** PROBLEM TO SOLVE **
Please copy every line of the items below character for character, leaving out the pictures.
== SUPPLIED RECORDS ==
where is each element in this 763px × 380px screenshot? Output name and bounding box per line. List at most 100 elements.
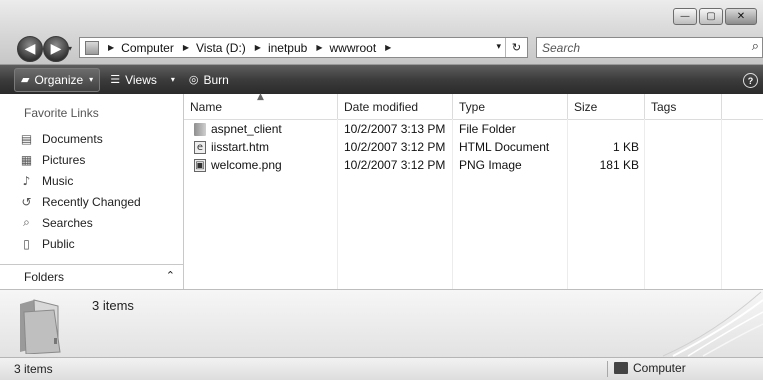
breadcrumb-separator[interactable]: ▶ [183, 43, 189, 52]
search-box: ⌕ [536, 37, 763, 58]
breadcrumb-inetpub[interactable]: inetpub [268, 41, 307, 55]
views-label: Views [125, 72, 157, 87]
views-icon: ☰ [110, 73, 121, 86]
nav-item-label: Recently Changed [42, 194, 141, 209]
nav-item-documents[interactable]: ▤ Documents [20, 128, 141, 149]
breadcrumb-wwwroot[interactable]: wwwroot [329, 41, 376, 55]
file-type: PNG Image [459, 158, 522, 172]
burn-button[interactable]: ◎ Burn [183, 69, 235, 91]
organize-icon: ▰ [21, 73, 30, 86]
details-pane: 3 items [0, 289, 763, 358]
file-size: 1 KB [612, 140, 639, 154]
column-header-size[interactable]: Size [568, 94, 645, 119]
folders-toggle[interactable]: Folders ⌃ [0, 264, 183, 289]
computer-icon [614, 362, 628, 374]
burn-label: Burn [203, 72, 229, 87]
nav-item-searches[interactable]: ⌕ Searches [20, 212, 141, 233]
column-label: Size [574, 99, 598, 114]
file-date: 10/2/2007 3:13 PM [344, 122, 446, 136]
back-button[interactable]: ◀ [17, 36, 43, 62]
breadcrumb-computer[interactable]: Computer [121, 41, 174, 55]
recent-pages-dropdown[interactable]: ▾ [68, 44, 72, 53]
close-button[interactable]: ✕ [725, 8, 757, 25]
status-location: Computer [614, 361, 686, 375]
search-icon[interactable]: ⌕ [752, 39, 759, 54]
explorer-window: — ▢ ✕ ◀ ▶ ▾ ▶ Computer ▶ Vista (D:) ▶ in… [0, 0, 763, 380]
search-input[interactable] [542, 40, 732, 55]
file-type: File Folder [459, 122, 516, 136]
file-list: Name ▲ Date modified Type Size Tags aspn… [184, 92, 763, 289]
column-label: Tags [651, 99, 677, 114]
file-date: 10/2/2007 3:12 PM [344, 140, 446, 154]
public-icon: ▯ [23, 236, 30, 251]
address-bar[interactable]: ▶ Computer ▶ Vista (D:) ▶ inetpub ▶ wwwr… [79, 37, 528, 58]
music-icon: ♪ [22, 173, 31, 188]
breadcrumb-separator[interactable]: ▶ [316, 43, 322, 52]
folder-icon [194, 122, 206, 136]
breadcrumb-vista-drive[interactable]: Vista (D:) [196, 41, 246, 55]
file-name: iisstart.htm [211, 140, 270, 154]
command-bar: ▰ Organize ▾ ☰ Views ▾ ◎ Burn ? [0, 65, 763, 94]
breadcrumb-separator[interactable]: ▶ [385, 43, 391, 52]
nav-item-label: Pictures [42, 152, 86, 167]
minimize-button[interactable]: — [673, 8, 697, 25]
nav-item-music[interactable]: ♪ Music [20, 170, 141, 191]
column-header-date-modified[interactable]: Date modified [338, 94, 453, 119]
window-controls: — ▢ ✕ [673, 8, 757, 25]
file-name-cell: ▣ welcome.png [194, 156, 282, 174]
nav-item-label: Searches [42, 215, 93, 230]
organize-button[interactable]: ▰ Organize ▾ [14, 67, 101, 92]
file-name: aspnet_client [211, 122, 282, 136]
help-icon[interactable]: ? [743, 73, 758, 88]
searches-icon: ⌕ [23, 215, 30, 229]
large-folder-icon [20, 299, 61, 354]
html-file-icon: e [194, 140, 206, 154]
documents-icon: ▤ [20, 131, 33, 146]
file-name: welcome.png [211, 158, 282, 172]
nav-item-recently-changed[interactable]: ↺ Recently Changed [20, 191, 141, 212]
file-type: HTML Document [459, 140, 550, 154]
chevron-down-icon[interactable]: ▾ [171, 75, 175, 84]
pictures-icon: ▦ [20, 152, 33, 167]
status-bar: 3 items Computer [0, 357, 763, 380]
column-header-type[interactable]: Type [453, 94, 568, 119]
breadcrumb-separator[interactable]: ▶ [108, 43, 114, 52]
organize-label: Organize [34, 72, 84, 87]
address-dropdown-icon[interactable]: ▾ [496, 42, 501, 52]
refresh-icon[interactable]: ↻ [505, 38, 527, 57]
status-divider [607, 361, 608, 377]
title-bar: — ▢ ✕ ◀ ▶ ▾ ▶ Computer ▶ Vista (D:) ▶ in… [0, 0, 763, 65]
column-header-row: Name ▲ Date modified Type Size Tags [184, 92, 763, 120]
details-item-count: 3 items [92, 298, 134, 313]
burn-disc-icon: ◎ [188, 73, 199, 86]
file-size [568, 120, 639, 138]
views-button[interactable]: ☰ Views ▾ [104, 69, 181, 91]
column-header-name[interactable]: Name ▲ [184, 92, 338, 119]
status-item-count: 3 items [14, 362, 53, 376]
nav-item-label: Documents [42, 131, 103, 146]
breadcrumb: ▶ Computer ▶ Vista (D:) ▶ inetpub ▶ wwwr… [99, 41, 398, 55]
file-row-welcome[interactable]: ▣ welcome.png 10/2/2007 3:12 PM PNG Imag… [184, 156, 763, 174]
forward-button[interactable]: ▶ [43, 36, 69, 62]
nav-item-public[interactable]: ▯ Public [20, 233, 141, 254]
file-row-iisstart[interactable]: e iisstart.htm 10/2/2007 3:12 PM HTML Do… [184, 138, 763, 156]
favorite-links-heading: Favorite Links [24, 106, 99, 120]
favorite-links-list: ▤ Documents ▦ Pictures ♪ Music ↺ Recentl… [20, 128, 141, 254]
folders-label: Folders [24, 270, 65, 284]
file-date: 10/2/2007 3:12 PM [344, 158, 446, 172]
chevron-down-icon: ▾ [89, 75, 94, 84]
file-size: 181 KB [599, 158, 639, 172]
column-label: Name [190, 99, 223, 114]
file-row-aspnet-client[interactable]: aspnet_client 10/2/2007 3:13 PM File Fol… [184, 120, 763, 138]
nav-item-pictures[interactable]: ▦ Pictures [20, 149, 141, 170]
navigation-pane: Favorite Links ▤ Documents ▦ Pictures ♪ … [0, 94, 184, 289]
png-file-icon: ▣ [194, 158, 206, 172]
chevron-up-icon[interactable]: ⌃ [166, 269, 175, 282]
status-location-label: Computer [633, 361, 686, 375]
nav-item-label: Public [42, 236, 75, 251]
decorative-swoosh [662, 291, 763, 357]
recently-changed-icon: ↺ [21, 194, 32, 209]
maximize-button[interactable]: ▢ [699, 8, 723, 25]
column-header-tags[interactable]: Tags [645, 94, 722, 119]
breadcrumb-separator[interactable]: ▶ [255, 43, 261, 52]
===
** SOLUTION TO THE PROBLEM **
where is each element in this 763px × 380px screenshot? Output name and bounding box per line. List at most 100 elements.
breadcrumb-separator[interactable]: ▶ [183, 43, 189, 52]
search-box: ⌕ [536, 37, 763, 58]
breadcrumb-inetpub[interactable]: inetpub [268, 41, 307, 55]
views-label: Views [125, 72, 157, 87]
views-icon: ☰ [110, 73, 121, 86]
nav-item-label: Recently Changed [42, 194, 141, 209]
nav-item-documents[interactable]: ▤ Documents [20, 128, 141, 149]
breadcrumb-wwwroot[interactable]: wwwroot [329, 41, 376, 55]
file-type: PNG Image [459, 158, 522, 172]
burn-button[interactable]: ◎ Burn [183, 69, 235, 91]
organize-icon: ▰ [21, 73, 30, 86]
details-pane: 3 items [0, 289, 763, 358]
file-size: 1 KB [612, 140, 639, 154]
column-header-size[interactable]: Size [568, 94, 645, 119]
folders-toggle[interactable]: Folders ⌃ [0, 264, 183, 289]
computer-icon [614, 362, 628, 374]
burn-label: Burn [203, 72, 229, 87]
nav-item-searches[interactable]: ⌕ Searches [20, 212, 141, 233]
column-label: Size [574, 99, 598, 114]
file-date: 10/2/2007 3:13 PM [344, 122, 446, 136]
back-button[interactable]: ◀ [17, 36, 43, 62]
breadcrumb-computer[interactable]: Computer [121, 41, 174, 55]
recent-pages-dropdown[interactable]: ▾ [68, 44, 72, 53]
close-button[interactable]: ✕ [725, 8, 757, 25]
status-location: Computer [614, 361, 686, 375]
search-icon[interactable]: ⌕ [752, 39, 759, 54]
explorer-window: — ▢ ✕ ◀ ▶ ▾ ▶ Computer ▶ Vista (D:) ▶ in… [0, 0, 763, 380]
search-input[interactable] [542, 40, 732, 55]
file-type: File Folder [459, 122, 516, 136]
file-list: Name ▲ Date modified Type Size Tags aspn… [184, 92, 763, 289]
column-label: Tags [651, 99, 677, 114]
file-date: 10/2/2007 3:12 PM [344, 140, 446, 154]
public-icon: ▯ [23, 236, 30, 251]
address-bar[interactable]: ▶ Computer ▶ Vista (D:) ▶ inetpub ▶ wwwr… [79, 37, 528, 58]
music-icon: ♪ [22, 173, 31, 188]
breadcrumb-separator[interactable]: ▶ [316, 43, 322, 52]
folder-icon [194, 122, 206, 136]
breadcrumb-vista-drive[interactable]: Vista (D:) [196, 41, 246, 55]
file-name: iisstart.htm [211, 140, 270, 154]
command-bar: ▰ Organize ▾ ☰ Views ▾ ◎ Burn ? [0, 65, 763, 94]
breadcrumb-separator[interactable]: ▶ [385, 43, 391, 52]
nav-item-label: Pictures [42, 152, 86, 167]
minimize-button[interactable]: — [673, 8, 697, 25]
nav-item-music[interactable]: ♪ Music [20, 170, 141, 191]
column-header-date-modified[interactable]: Date modified [338, 94, 453, 119]
window-controls: — ▢ ✕ [673, 8, 757, 25]
file-name-cell: ▣ welcome.png [194, 156, 282, 174]
nav-item-label: Searches [42, 215, 93, 230]
organize-button[interactable]: ▰ Organize ▾ [14, 67, 101, 92]
file-name: aspnet_client [211, 122, 282, 136]
help-icon[interactable]: ? [743, 73, 758, 88]
searches-icon: ⌕ [23, 215, 30, 229]
large-folder-icon [20, 299, 61, 354]
html-file-icon: e [194, 140, 206, 154]
documents-icon: ▤ [20, 131, 33, 146]
file-name: welcome.png [211, 158, 282, 172]
nav-item-recently-changed[interactable]: ↺ Recently Changed [20, 191, 141, 212]
file-type: HTML Document [459, 140, 550, 154]
chevron-down-icon[interactable]: ▾ [171, 75, 175, 84]
pictures-icon: ▦ [20, 152, 33, 167]
status-bar: 3 items Computer [0, 357, 763, 380]
column-header-type[interactable]: Type [453, 94, 568, 119]
breadcrumb-separator[interactable]: ▶ [108, 43, 114, 52]
organize-label: Organize [34, 72, 84, 87]
address-dropdown-icon[interactable]: ▾ [496, 42, 501, 52]
refresh-icon[interactable]: ↻ [505, 38, 527, 57]
status-divider [607, 361, 608, 377]
title-bar: — ▢ ✕ ◀ ▶ ▾ ▶ Computer ▶ Vista (D:) ▶ in… [0, 0, 763, 65]
column-header-row: Name ▲ Date modified Type Size Tags [184, 92, 763, 120]
details-item-count: 3 items [92, 298, 134, 313]
burn-disc-icon: ◎ [188, 73, 199, 86]
file-size [568, 120, 639, 138]
views-button[interactable]: ☰ Views ▾ [104, 69, 181, 91]
column-header-name[interactable]: Name ▲ [184, 92, 338, 119]
status-item-count: 3 items [14, 362, 53, 376]
nav-item-label: Documents [42, 131, 103, 146]
breadcrumb: ▶ Computer ▶ Vista (D:) ▶ inetpub ▶ wwwr… [99, 41, 398, 55]
file-row-welcome[interactable]: ▣ welcome.png 10/2/2007 3:12 PM PNG Imag… [184, 156, 763, 174]
forward-button[interactable]: ▶ [43, 36, 69, 62]
nav-item-public[interactable]: ▯ Public [20, 233, 141, 254]
file-row-iisstart[interactable]: e iisstart.htm 10/2/2007 3:12 PM HTML Do… [184, 138, 763, 156]
favorite-links-heading: Favorite Links [24, 106, 99, 120]
favorite-links-list: ▤ Documents ▦ Pictures ♪ Music ↺ Recentl… [20, 128, 141, 254]
folders-label: Folders [24, 270, 65, 284]
file-date: 10/2/2007 3:12 PM [344, 158, 446, 172]
chevron-down-icon: ▾ [89, 75, 94, 84]
file-size: 181 KB [599, 158, 639, 172]
column-label: Name [190, 99, 223, 114]
file-row-aspnet-client[interactable]: aspnet_client 10/2/2007 3:13 PM File Fol… [184, 120, 763, 138]
nav-item-pictures[interactable]: ▦ Pictures [20, 149, 141, 170]
navigation-pane: Favorite Links ▤ Documents ▦ Pictures ♪ … [0, 94, 184, 289]
png-file-icon: ▣ [194, 158, 206, 172]
chevron-up-icon[interactable]: ⌃ [166, 269, 175, 282]
status-location-label: Computer [633, 361, 686, 375]
nav-item-label: Public [42, 236, 75, 251]
decorative-swoosh [662, 291, 763, 357]
recently-changed-icon: ↺ [21, 194, 32, 209]
maximize-button[interactable]: ▢ [699, 8, 723, 25]
column-header-tags[interactable]: Tags [645, 94, 722, 119]
breadcrumb-separator[interactable]: ▶ [255, 43, 261, 52]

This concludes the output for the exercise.